— TASK INSTRUCTIONS —
Copy all lines below containing "Address".

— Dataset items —
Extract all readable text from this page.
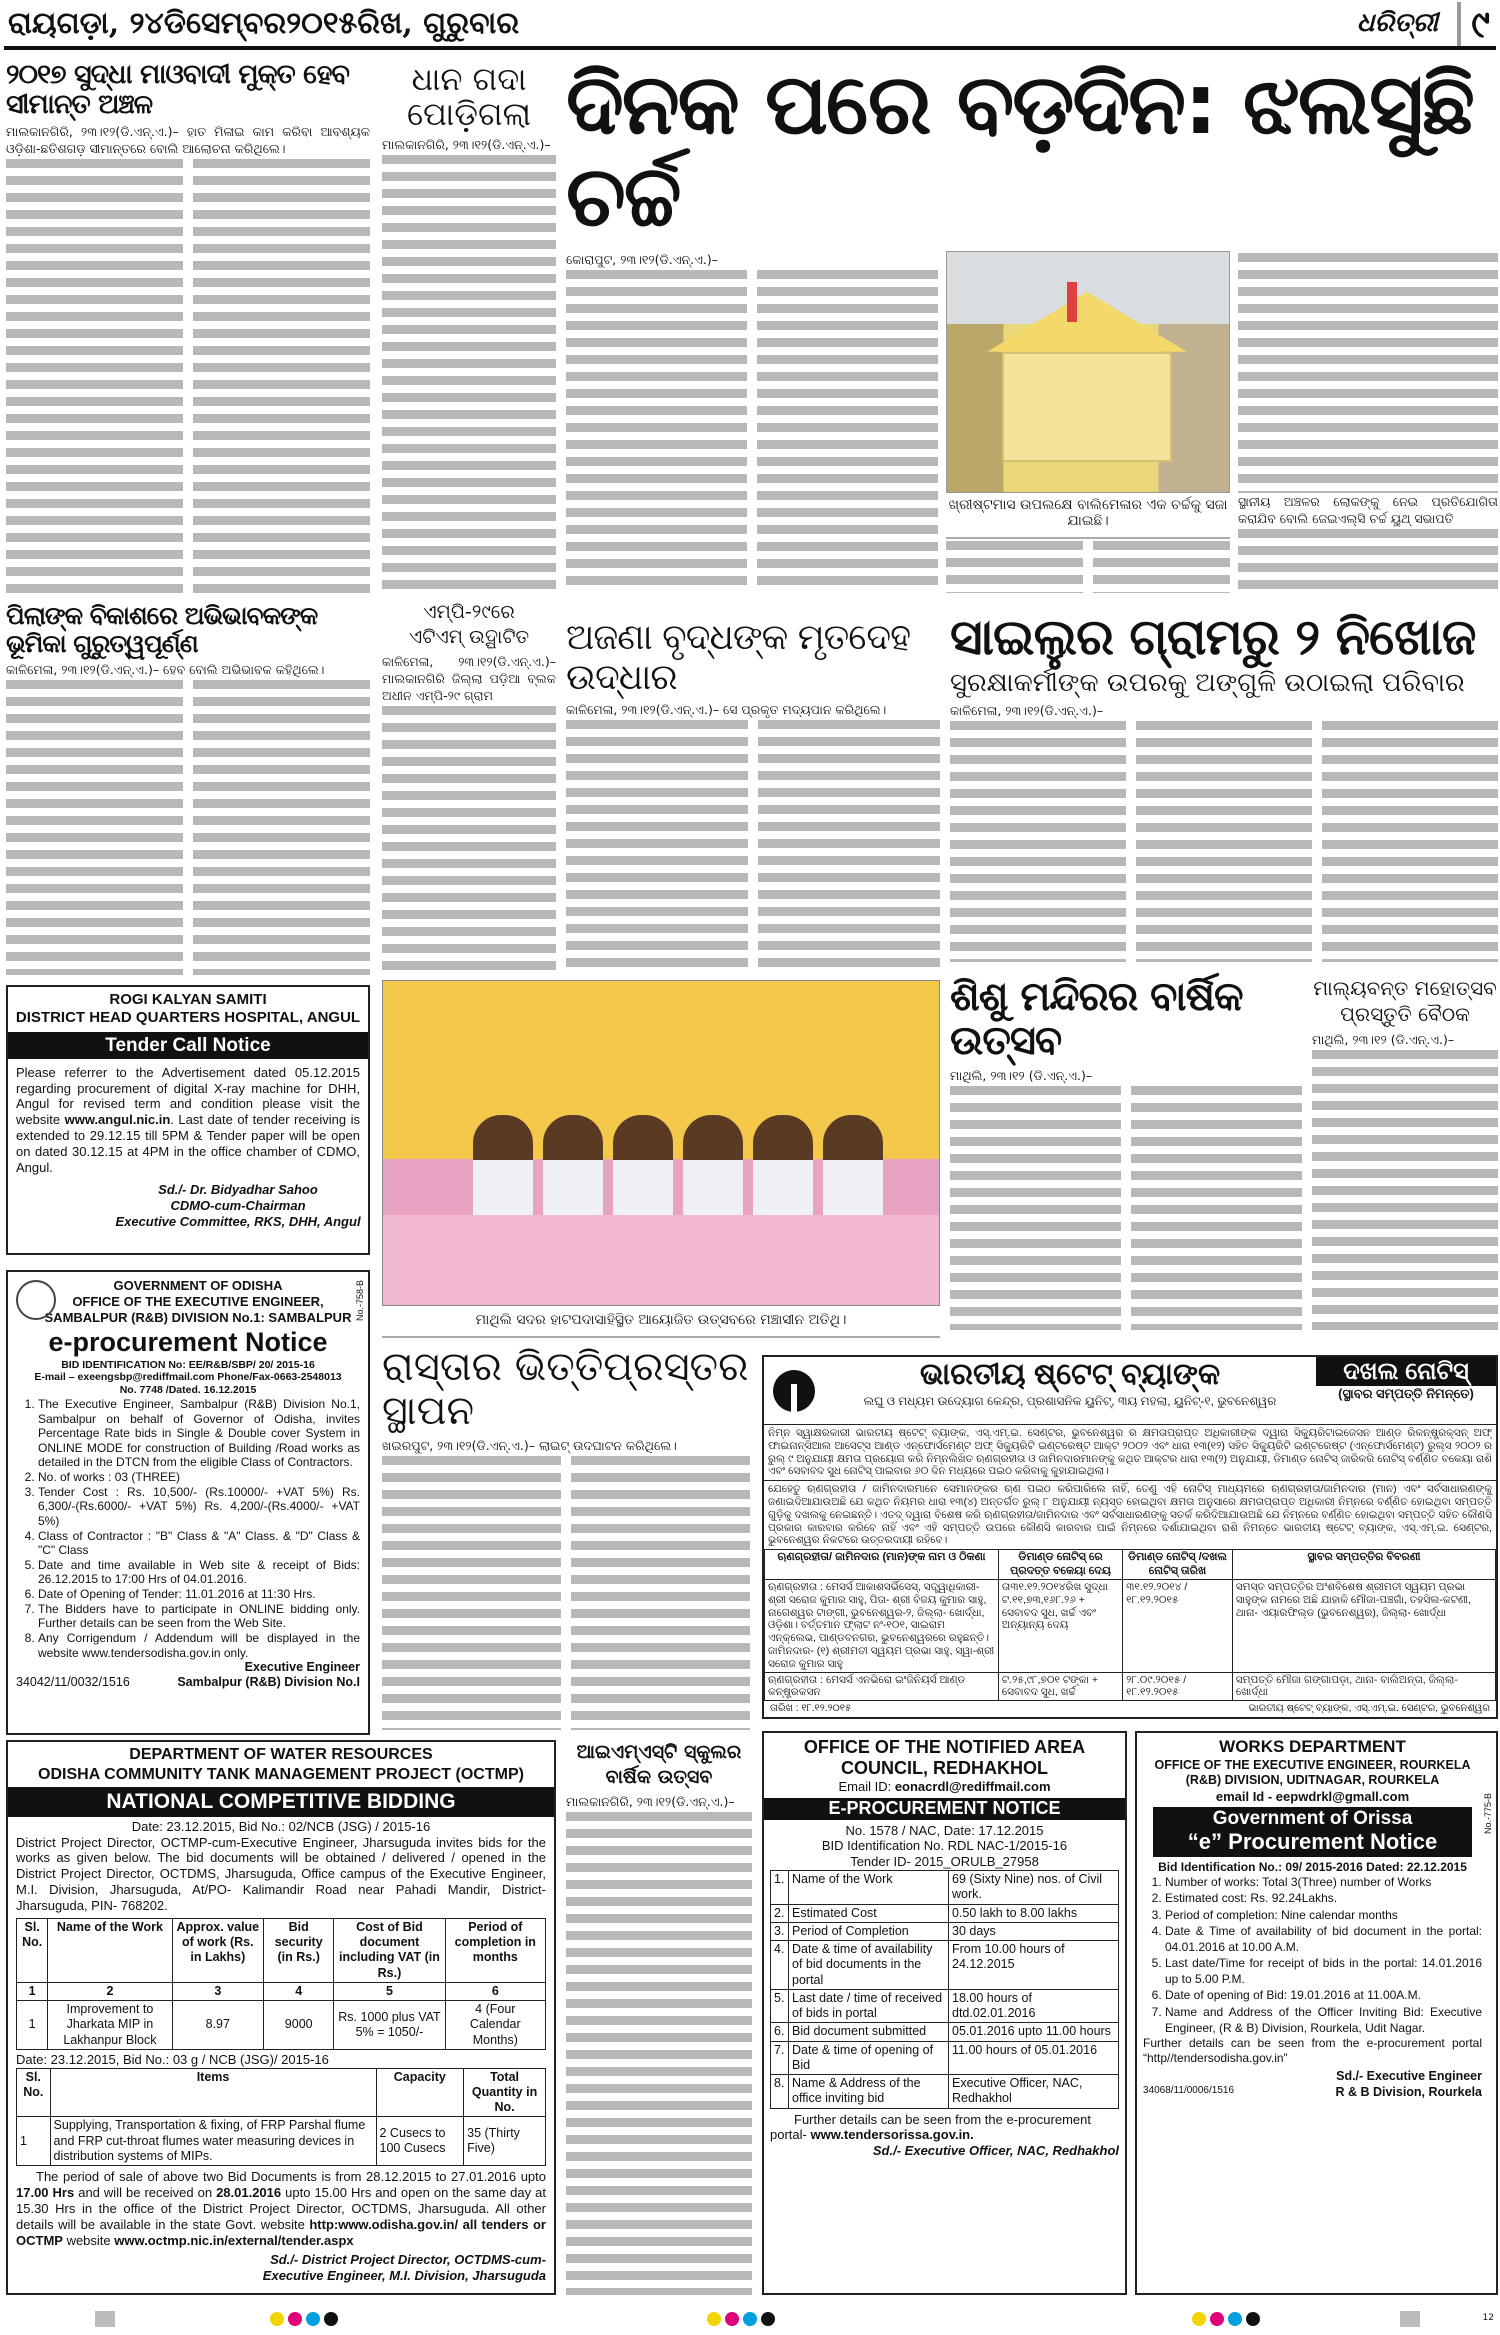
ରାୟଗଡ଼ା, ୨୪ଡିସେମ୍ବର୨୦୧୫ରିଖ, ଗୁରୁବାର	ଧରିତ୍ରୀ ୯
୨୦୧୭ ସୁଦ୍ଧା ମାଓବାଦୀ ମୁକ୍ତ ହେବ ସୀମାନ୍ତ ଅଞ୍ଚଳ
ମାଲକାନଗିରି, ୨୩।୧୨(ଡି.ଏନ୍.ଏ.)– ହାତ ମିଳାଇ କାମ କରିବା ଆବଶ୍ୟକ ଓଡ଼ିଶା-ଛତିଶଗଡ଼ ସୀମାନ୍ତରେ ବୋଲି ଆଲୋଚନା କରିଥିଲେ।
ପିଲାଙ୍କ ବିକାଶରେ ଅଭିଭାବକଙ୍କ ଭୂମିକା ଗୁରୁତ୍ୱପୂର୍ଣ୍ଣ
କାଳିମେଳା, ୨୩।୧୨(ଡି.ଏନ୍.ଏ.)– ହେବ ବୋଲି ଅଭିଭାବକ କହିଥିଲେ।
ଧାନ ଗଦା ପୋଡ଼ିଗଲା
ମାଲକାନଗିରି, ୨୩।୧୨(ଡି.ଏନ୍.ଏ.)–
ଏମ୍ପି-୨୯ରେ
ଏଟିଏମ୍ ଉଦ୍ଘାଟିତ
କାଳିମେଳା, ୨୩।୧୨(ଡି.ଏନ୍.ଏ.)– ମାଲକାନଗିରି ଜିଲ୍ଲା ପଡ଼ିଆ ବ୍ଲକ ଅଧୀନ ଏମ୍ପି-୨୯ ଗ୍ରାମ
ଦିନକ ପରେ ବଡ଼ଦିନ: ଝଲସୁଛି ଚର୍ଚ୍ଚ
କୋରାପୁଟ, ୨୩।୧୨(ଡି.ଏନ୍.ଏ.)–
ଖ୍ରୀଷ୍ଟମାସ ଉପଲକ୍ଷେ ବାଲିମେଳାର ଏକ ଚର୍ଚ୍ଚକୁ ସଜା ଯାଇଛି।
ସ୍ଥାନୀୟ ଅଞ୍ଚଳର ଲୋକଙ୍କୁ ନେଇ ପ୍ରତିଯୋଗିତା କରାଯିବ ବୋଲି ଜେଇଏଲ୍‌ସି ଚର୍ଚ୍ଚ ୟୁଥ୍ ସଭାପତି
ଅଜଣା ବୃଦ୍ଧଙ୍କ ମୃତଦେହ ଉଦ୍ଧାର
କାଳିମେଳା, ୨୩।୧୨(ଡି.ଏନ୍.ଏ.)– ସେ ପ୍ରକୃତ ମଦ୍ୟପାନ କରିଥିଲେ।
ସାଇଲୁର ଗ୍ରାମରୁ ୨ ନିଖୋଜ
ସୁରକ୍ଷାକର୍ମୀଙ୍କ ଉପରକୁ ଅଙ୍ଗୁଳି ଉଠାଇଲା ପରିବାର
କାଳିମେଳା, ୨୩।୧୨(ଡି.ଏନ୍.ଏ.)–
ମାଥିଲି ସଦର ହାଟପଦାସାହିସ୍ଥିତ ଆୟୋଜିତ ଉତ୍ସବରେ ମଞ୍ଚାସୀନ ଅତିଥି।
ଶିଶୁ ମନ୍ଦିରର ବାର୍ଷିକ ଉତ୍ସବ
ମାଥିଲି, ୨୩।୧୨ (ଡି.ଏନ୍.ଏ.)–
ମାଲ୍ୟବନ୍ତ ମହୋତ୍ସବ
ପ୍ରସ୍ତୁତି ବୈଠକ
ମାଥିଲି, ୨୩।୧୨ (ଡି.ଏନ୍.ଏ.)–
ରାସ୍ତାର ଭିତ୍ତିପ୍ରସ୍ତର ସ୍ଥାପନ
ଖଇରପୁଟ, ୨୩।୧୨(ଡି.ଏନ୍.ଏ.)– ଲାଇଟ୍ ଉଦଘାଟନ କରିଥିଲେ।
ଆଇଏମ୍ଏସ୍ଟି ସ୍କୁଲର
ବାର୍ଷିକ ଉତ୍ସବ
ମାଲକାନଗିରି, ୨୩।୧୨(ଡି.ଏନ୍.ଏ.)–
ROGI KALYAN SAMITI
DISTRICT HEAD QUARTERS HOSPITAL, ANGUL
Tender Call Notice
Please referrer to the Advertisement dated 05.12.2015 regarding procurement of digital X-ray machine for DHH, Angul for revised term and condition please visit the website www.angul.nic.in. Last date of tender receiving is extended to 29.12.15 till 5PM & Tender paper will be open on dated 30.12.15 at 4PM in the office chamber of CDMO, Angul.
Sd./- Dr. Bidyadhar Sahoo
CDMO-cum-Chairman
Executive Committee, RKS, DHH, Angul
No.-758-B
GOVERNMENT OF ODISHA
OFFICE OF THE EXECUTIVE ENGINEER,
SAMBALPUR (R&B) DIVISION No.1: SAMBALPUR
e-procurement Notice
BID IDENTIFICATION No: EE/R&B/SBP/ 20/ 2015-16
E-mail – exeengsbp@rediffmail.com Phone/Fax-0663-2548013
No. 7748 /Dated. 16.12.2015
1. The Executive Engineer, Sambalpur (R&B) Division No.1, Sambalpur on behalf of Governor of Odisha, invites Percentage Rate bids in Single & Double cover System in ONLINE MODE for construction of Building /Road works as detailed in the DTCN from the eligible Class of Contractors.
2. No. of works : 03 (THREE)
3. Tender Cost : Rs. 10,500/- (Rs.10000/- +VAT 5%) Rs. 6,300/-(Rs.6000/- +VAT 5%) Rs. 4,200/-(Rs.4000/- +VAT 5%)
4. Class of Contractor : "B" Class & "A" Class. & "D" Class & "C" Class
5. Date and time available in Web site & receipt of Bids: 26.12.2015 to 17:00 Hrs of 04.01.2016.
6. Date of Opening of Tender: 11.01.2016 at 11:30 Hrs.
7. The Bidders have to participate in ONLINE bidding only. Further details can be seen from the Web Site.
8. Any Corrigendum / Addendum will be displayed in the website www.tendersodisha.gov.in only.
Executive Engineer
34042/11/0032/1516	Sambalpur (R&B) Division No.I
DEPARTMENT OF WATER RESOURCES
ODISHA COMMUNITY TANK MANAGEMENT PROJECT (OCTMP)
NATIONAL COMPETITIVE BIDDING
Date: 23.12.2015, Bid No.: 02/NCB (JSG) / 2015-16
District Project Director, OCTMP-cum-Executive Engineer, Jharsuguda invites bids for the works as given below. The bid documents will be obtained / delivered / opened in the District Project Director, OCTDMS, Jharsuguda, Office campus of the Executive Engineer, M.I. Division, Jharsuguda, At/PO- Kalimandir Road near Pahadi Mandir, District- Jharsuguda, PIN- 768202.
Sl. No.	Name of the Work	Approx. value of work (Rs. in Lakhs)	Bid security (in Rs.)	Cost of Bid document including VAT (in Rs.)	Period of completion in months
1	2	3	4	5	6
1	Improvement to Jharkata MIP in Lakhanpur Block	8.97	9000	Rs. 1000 plus VAT 5% = 1050/-	4 (Four Calendar Months)
Date: 23.12.2015, Bid No.: 03 g / NCB (JSG)/ 2015-16
Sl. No.	Items	Capacity	Total Quantity in No.
1	Supplying, Transportation & fixing, of FRP Parshal flume and FRP cut-throat flumes water measuring devices in distribution systems of MIPs.	2 Cusecs to 100 Cusecs	35 (Thirty Five)
The period of sale of above two Bid Documents is from 28.12.2015 to 27.01.2016 upto 17.00 Hrs and will be received on 28.01.2016 upto 15.00 Hrs and open on the same day at 15.30 Hrs in the office of the District Project Director, OCTDMS, Jharsuguda. All other details will be available in the state Govt. website http:www.odisha.gov.in/ all tenders or OCTMP website www.octmp.nic.in/external/tender.aspx
Sd./- District Project Director, OCTDMS-cum-
Executive Engineer, M.I. Division, Jharsuguda
ଭାରତୀୟ ଷ୍ଟେଟ୍ ବ୍ୟାଙ୍କ
ଲଘୁ ଓ ମଧ୍ୟମ ଉଦ୍ୟୋଗ କେନ୍ଦ୍ର, ପ୍ରଶାସନିକ ୟୁନିଟ୍, ୩ୟ ମହଲା, ୟୁନିଟ୍-୧, ଭୁବନେଶ୍ୱର
ଦଖଲ ନୋଟିସ୍
(ସ୍ଥାବର ସମ୍ପତ୍ତି ନିମନ୍ତେ)
ନିମ୍ନ ସ୍ୱାକ୍ଷରକାରୀ ଭାରତୀୟ ଷ୍ଟେଟ୍ ବ୍ୟାଙ୍କ, ଏସ୍.ଏମ୍.ଇ. ସେଣ୍ଟର, ଭୁବନେଶ୍ୱର ର କ୍ଷମତାପ୍ରାପ୍ତ ଅଧିକାରୀଙ୍କ ଦ୍ୱାରା ସିକ୍ୟୁରିଟାଇଜେସନ ଆଣ୍ଡ ରିକନ୍ଷ୍ଟ୍ରକ୍ସନ୍ ଅଫ୍ ଫାଇନାନ୍ସିଆଲ ଆସେଟ୍ସ ଆଣ୍ଡ ଏନ୍‌ଫୋର୍ସମେଣ୍ଟ ଅଫ୍ ସିକ୍ୟୁରିଟି ଇଣ୍ଟରେଷ୍ଟ ଆକ୍ଟ ୨୦୦୨ ଏବଂ ଧାରା ୧୩(୧୨) ସହିତ ସିକ୍ୟୁରିଟି ଇଣ୍ଟରେଷ୍ଟ (ଏନ୍‌ଫୋର୍ସମେଣ୍ଟ) ରୁଲ୍ସ ୨୦୦୨ ର ରୁଲ୍ ୯ ଅନୁଯାୟୀ କ୍ଷମତା ପ୍ରୟୋଗ କରି ନିମ୍ନଲିଖିତ ଋଣଗ୍ରହୀତା ଓ ଜାମିନଦାରମାନଙ୍କୁ କଥିତ ଆକ୍ଟର ଧାରା ୧୩(୨) ଅନୁଯାୟୀ, ଡିମାଣ୍ଡ ନୋଟିସ୍ ଜାରିକରି ନୋଟିସ୍ ବର୍ଣ୍ଣିତ ବକେୟା ରାଶି ଏବଂ ସେବାବଦ ସୁଧ ନୋଟିସ୍ ପାଇବାର ୬୦ ଦିନ ମଧ୍ୟରେ ପଇଠ କରିବାକୁ କୁହାଯାଇଥିଲା।
ଯେହେତୁ ଋଣଗ୍ରହୀତା / ଜାମିନଦାରମାନେ ସେମାନଙ୍କର ଋଣ ପଇଠ କରିପାରିଲେ ନାହିଁ, ତେଣୁ ଏହି ନୋଟିସ୍ ମାଧ୍ୟମରେ ଋଣଗ୍ରହୀତା/ଜାମିନଦାର (ମାନ) ଏବଂ ସର୍ବସାଧାରଣଙ୍କୁ ଜଣାଇଦିଆଯାଉଅଛି ଯେ କଥିତ ନିୟମର ଧାରା ୧୩(୪) ଅନ୍ତର୍ଗତ ରୁଲ୍ ୮ ଅନୁଯାୟୀ ନ୍ୟସ୍ତ ହୋଇଥିବା କ୍ଷମତା ଅନୁସାରେ କ୍ଷମତାପ୍ରାପ୍ତ ଅଧିକାରୀ ନିମ୍ନରେ ବର୍ଣ୍ଣିତ ହୋଇଥିବା ସମ୍ପତ୍ତି ଗୁଡ଼ିକୁ ଦଖଲକୁ ନେଇଛନ୍ତି। ଏତଦ୍ ଦ୍ୱାରା ବିଶେଷ କରି ଋଣଗ୍ରହୀତା/ଜାମିନଦାର ଏବଂ ସର୍ବସାଧାରଣଙ୍କୁ ସତର୍କ କରିଦିଆଯାଉଅଛି ଯେ ନିମ୍ନରେ ବର୍ଣ୍ଣିତ ହୋଇଥିବା ସମ୍ପତ୍ତି ସହିତ କୌଣସି ପ୍ରକାର କାରବାର କରିବେ ନାହିଁ ଏବଂ ଏହି ସମ୍ପତ୍ତି ଉପରେ କୌଣସି କାରବାର ପାଇଁ ନିମ୍ନରେ ଦର୍ଶାଯାଇଥିବା ରାଶି ନିମନ୍ତେ ଭାରତୀୟ ଷ୍ଟେଟ୍ ବ୍ୟାଙ୍କ, ଏସ୍.ଏମ୍.ଇ. ସେଣ୍ଟର, ଭୁବନେଶ୍ୱର ନିକଟରେ ଉତ୍ତରଦାୟୀ ରହିବେ।
ଋଣଗ୍ରହୀତା/ ଜାମିନଦାର (ମାନ)ଙ୍କ ନାମ ଓ ଠିକଣା	ଡିମାଣ୍ଡ ନୋଟିସ୍ ରେ ପ୍ରଦତ୍ତ ବକେୟା ଦେୟ	ଡିମାଣ୍ଡ ନୋଟିସ୍ /ଦଖଲ ନୋଟିସ୍ ତାରିଖ	ସ୍ଥାବର ସମ୍ପତ୍ତିର ବିବରଣୀ
ଋଣଗ୍ରହୀତା : ମେସର୍ସ ଆକାଶସର୍ଭିସେସ୍, ସତ୍ତ୍ୱାଧିକାରୀ- ଶ୍ରୀ ସରୋଜ କୁମାର ସାହୁ, ପିତା- ଶ୍ରୀ ବିଜୟ କୁମାର ସାହୁ, ନାଗେଶ୍ୱର ଟାଙ୍ଗୀ, ଭୁବନେଶ୍ୱର-୨, ଜିଲ୍ଲା- ଖୋର୍ଦ୍ଧା, ଓଡ଼ିଶା। ବର୍ତ୍ତମାନ ଫ୍ଲାଟ ନଂ-୧୦୧, ସାଇରାମ ଏନ୍‌କ୍ଲେଭ, ପାଣ୍ଡବନଗର, ଭୁବନେଶ୍ୱରରେ ରହୁଛନ୍ତି। ଜାମିନଦାର- (୧) ଶ୍ରୀମତୀ ସ୍ୱୟମ ପ୍ରଭା ସାହୁ, ସ୍ୱା-ଶ୍ରୀ ସରୋଜ କୁମାର ସାହୁ	ତା୩୧.୧୨.୨୦୧୪ରିଖ ସୁଦ୍ଧା ଟ.୧୧,୭୩,୧୬୮.୨୬ + ସେବାବଦ ସୁଧ, ଖର୍ଚ୍ଚ ଏବଂ ଅନ୍ୟାନ୍ୟ ଦେୟ	୩୧.୧୨.୨୦୧୪ / ୧୮.୧୨.୨୦୧୫	ସମସ୍ତ ସମ୍ପତ୍ତିର ଅଂଶବିଶେଷ ଶ୍ରୀମତୀ ସ୍ୱୟମ ପ୍ରଭା ସାହୁଙ୍କ ନାମରେ ଅଛି ଯାହାକି ମୌଜା-ପଞ୍ଚଗାଁ, ତହସିଲ-କଟଣୀ, ଥାନା- ଏୟାରଫିଲ୍ଡ (ଭୁବନେଶ୍ୱର), ଜିଲ୍ଲା- ଖୋର୍ଦ୍ଧା
ଋଣଗ୍ରହୀତା : ମେସର୍ସ ଏନଭିରୋ ଇଂଜିନିୟର୍ସ ଆଣ୍ଡ କନ୍‌ଷ୍ଟ୍ରକସନ	ଟ.୨୫,୯୮,୭୦୧ ଟଙ୍କା + ସେବାବଦ ସୁଧ, ଖର୍ଚ୍ଚ	୨୮.୦୯.୨୦୧୫ / ୧୮.୧୨.୨୦୧୫	ସମ୍ପତ୍ତି ମୌଜା ଗଙ୍ଗାପଡ଼ା, ଥାନା- ବାଲିଅନ୍ତା, ଜିଲ୍ଲା- ଖୋର୍ଦ୍ଧା
ତାରିଖ : ୧୮.୧୨.୨୦୧୫	ଭାରତୀୟ ଷ୍ଟେଟ୍ ବ୍ୟାଙ୍କ, ଏସ୍.ଏମ୍.ଇ. ସେଣ୍ଟର, ଭୁବନେଶ୍ୱର
OFFICE OF THE NOTIFIED AREA
COUNCIL, REDHAKHOL
Email ID: eonacrdl@rediffmail.com
E-PROCUREMENT NOTICE
No. 1578 / NAC, Date: 17.12.2015
BID Identification No. RDL NAC-1/2015-16
Tender ID- 2015_ORULB_27958
1.	Name of the Work	69 (Sixty Nine) nos. of Civil work.
2.	Estimated Cost	0.50 lakh to 8.00 lakhs
3.	Period of Completion	30 days
4.	Date & time of availability of bid documents in the portal	From 10.00 hours of 24.12.2015
5.	Last date / time of received of bids in portal	18.00 hours of dtd.02.01.2016
6.	Bid document submitted	05.01.2016 upto 11.00 hours
7.	Date & time of opening of Bid	11.00 hours of 05.01.2016
8.	Name & Address of the office inviting bid	Executive Officer, NAC, Redhakhol
Further details can be seen from the e-procurement portal- www.tendersorissa.gov.in.
Sd./- Executive Officer, NAC, Redhakhol
No.-775-B
WORKS DEPARTMENT
OFFICE OF THE EXECUTIVE ENGINEER, ROURKELA
(R&B) DIVISION, UDITNAGAR, ROURKELA
email Id - eepwdrkl@gmall.com
Government of Orissa
“e” Procurement Notice
Bid Identification No.: 09/ 2015-2016 Dated: 22.12.2015
1. Number of works: Total 3(Three) number of Works
2. Estimated cost: Rs. 92.24Lakhs.
3. Period of completion: Nine calendar months
4. Date & Time of availability of bid document in the portal: 04.01.2016 at 10.00 A.M.
5. Last date/Time for receipt of bids in the portal: 14.01.2016 up to 5.00 P.M.
6. Date of opening of Bid: 19.01.2016 at 11.00A.M.
7. Name and Address of the Officer Inviting Bid: Executive Engineer, (R & B) Division, Rourkela, Udit Nagar.
Further details can be seen from the e-procurement portal “http//tendersodisha.gov.in”
Sd./- Executive Engineer
34068/11/0006/1516	R & B Division, Rourkela
12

— COMPLETED EXERCISE —
8.	Name & Address of the office inviting bid	Executive Officer, NAC, Redhakhol
7. Name and Address of the Officer Inviting Bid: Executive Engineer, (R & B) Division, Rourkela, Udit Nagar.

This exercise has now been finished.